(Entries with figure data)
※

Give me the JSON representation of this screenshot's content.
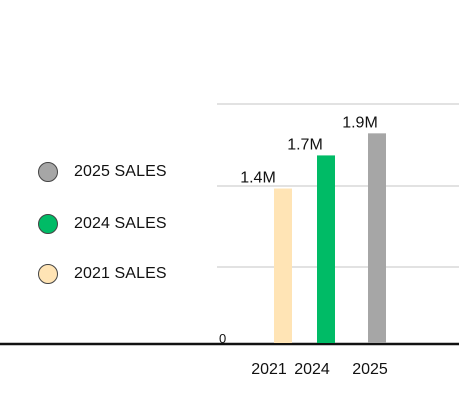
{
  "chart_data": {
    "type": "bar",
    "categories": [
      "2021",
      "2024",
      "2025"
    ],
    "values": [
      1.4,
      1.7,
      1.9
    ],
    "data_labels": [
      "1.4M",
      "1.7M",
      "1.9M"
    ],
    "bar_colors": [
      "#FFE4B5",
      "#00BB66",
      "#A6A6A6"
    ],
    "legend": [
      {
        "label": "2025 SALES",
        "color": "#A6A6A6"
      },
      {
        "label": "2024 SALES",
        "color": "#00BB66"
      },
      {
        "label": "2021 SALES",
        "color": "#FFE4B5"
      }
    ],
    "legend_placement": "left",
    "y_tick_labels": [
      "0"
    ],
    "ylim": [
      0,
      2.9
    ],
    "grid": true,
    "title": "",
    "xlabel": "",
    "ylabel": ""
  }
}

※

PROMPT: Lines from the records above that hold "SALES" are the ones to list.

CORRECT ANSWER:
        "label": "2025 SALES",
        "label": "2024 SALES",
        "label": "2021 SALES",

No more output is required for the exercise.